### ENTRIES SHOWN ###
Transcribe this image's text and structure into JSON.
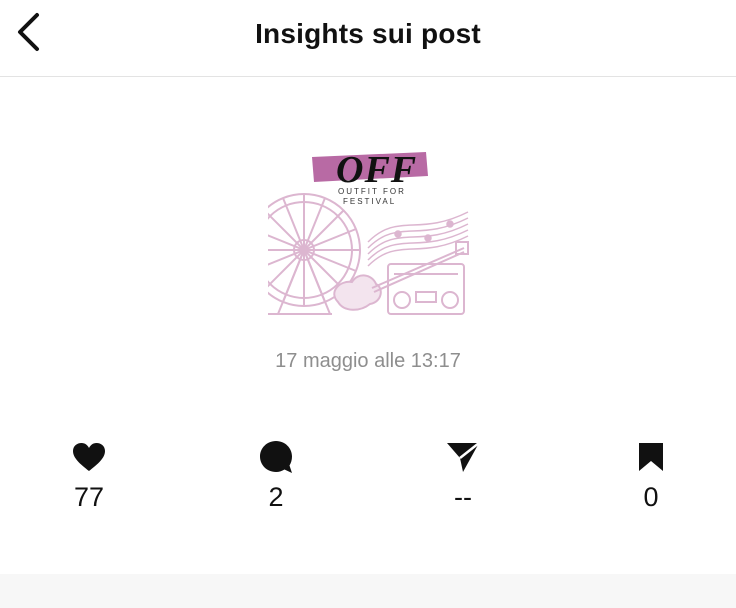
{
  "header": {
    "title": "Insights sui post"
  },
  "post": {
    "thumbnail": {
      "logo_text": "OFF",
      "tagline_line1": "OUTFIT FOR",
      "tagline_line2": "FESTIVAL",
      "accent_color": "#b86aa4",
      "art_color": "#dcb6d0"
    },
    "timestamp": "17 maggio alle 13:17"
  },
  "stats": {
    "likes": "77",
    "comments": "2",
    "shares": "--",
    "saves": "0"
  },
  "icons": {
    "back": "chevron-left-icon",
    "likes": "heart-icon",
    "comments": "comment-bubble-icon",
    "shares": "paper-plane-icon",
    "saves": "bookmark-icon"
  }
}
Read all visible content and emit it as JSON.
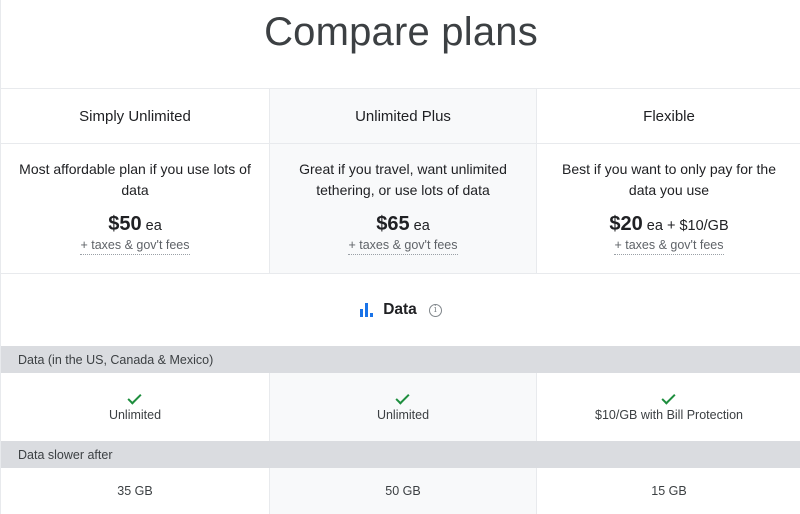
###
# OBJECTIVE
Copy the listing over exactly, skipping the pictures it holds.

# TASK RESPONSE
Transcribe this image's text and structure into JSON.
{
  "header": {
    "title": "Insights sui post"
  },
  "post": {
    "thumbnail": {
      "logo_text": "OFF",
      "tagline_line1": "OUTFIT FOR",
      "tagline_line2": "FESTIVAL",
      "accent_color": "#b86aa4",
      "art_color": "#dcb6d0"
    },
    "timestamp": "17 maggio alle 13:17"
  },
  "stats": {
    "likes": "77",
    "comments": "2",
    "shares": "--",
    "saves": "0"
  },
  "icons": {
    "back": "chevron-left-icon",
    "likes": "heart-icon",
    "comments": "comment-bubble-icon",
    "shares": "paper-plane-icon",
    "saves": "bookmark-icon"
  }
}
Read all visible content and emit it as JSON.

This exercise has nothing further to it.